EXERCISE: Count the lines containing "duże". Give the number alone.

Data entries
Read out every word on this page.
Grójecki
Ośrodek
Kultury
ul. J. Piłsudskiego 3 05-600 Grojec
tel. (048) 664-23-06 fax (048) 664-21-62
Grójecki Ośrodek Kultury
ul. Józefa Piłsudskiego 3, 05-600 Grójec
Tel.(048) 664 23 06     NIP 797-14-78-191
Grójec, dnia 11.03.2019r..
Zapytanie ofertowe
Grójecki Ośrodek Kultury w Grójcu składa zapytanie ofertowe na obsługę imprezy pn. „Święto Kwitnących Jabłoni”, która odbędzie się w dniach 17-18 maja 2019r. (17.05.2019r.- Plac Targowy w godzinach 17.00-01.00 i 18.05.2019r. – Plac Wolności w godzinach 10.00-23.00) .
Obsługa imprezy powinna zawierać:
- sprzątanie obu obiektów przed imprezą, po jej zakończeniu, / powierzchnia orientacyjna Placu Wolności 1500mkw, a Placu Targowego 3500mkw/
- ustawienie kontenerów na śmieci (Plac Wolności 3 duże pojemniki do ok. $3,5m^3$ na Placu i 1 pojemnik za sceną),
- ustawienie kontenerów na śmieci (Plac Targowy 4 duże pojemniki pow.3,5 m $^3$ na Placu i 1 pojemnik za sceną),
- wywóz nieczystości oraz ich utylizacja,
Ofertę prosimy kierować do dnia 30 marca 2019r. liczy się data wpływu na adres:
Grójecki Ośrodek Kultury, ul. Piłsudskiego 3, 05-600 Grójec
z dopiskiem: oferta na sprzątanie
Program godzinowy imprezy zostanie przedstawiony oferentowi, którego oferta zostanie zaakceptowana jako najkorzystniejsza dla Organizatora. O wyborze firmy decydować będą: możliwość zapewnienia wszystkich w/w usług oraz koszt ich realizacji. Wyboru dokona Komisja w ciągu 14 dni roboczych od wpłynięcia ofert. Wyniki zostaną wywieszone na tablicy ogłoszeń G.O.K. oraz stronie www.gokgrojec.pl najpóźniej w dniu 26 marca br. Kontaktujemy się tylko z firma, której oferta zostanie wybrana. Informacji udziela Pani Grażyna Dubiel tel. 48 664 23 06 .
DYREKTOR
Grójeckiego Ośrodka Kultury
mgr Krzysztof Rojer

THE SOLUTION: 2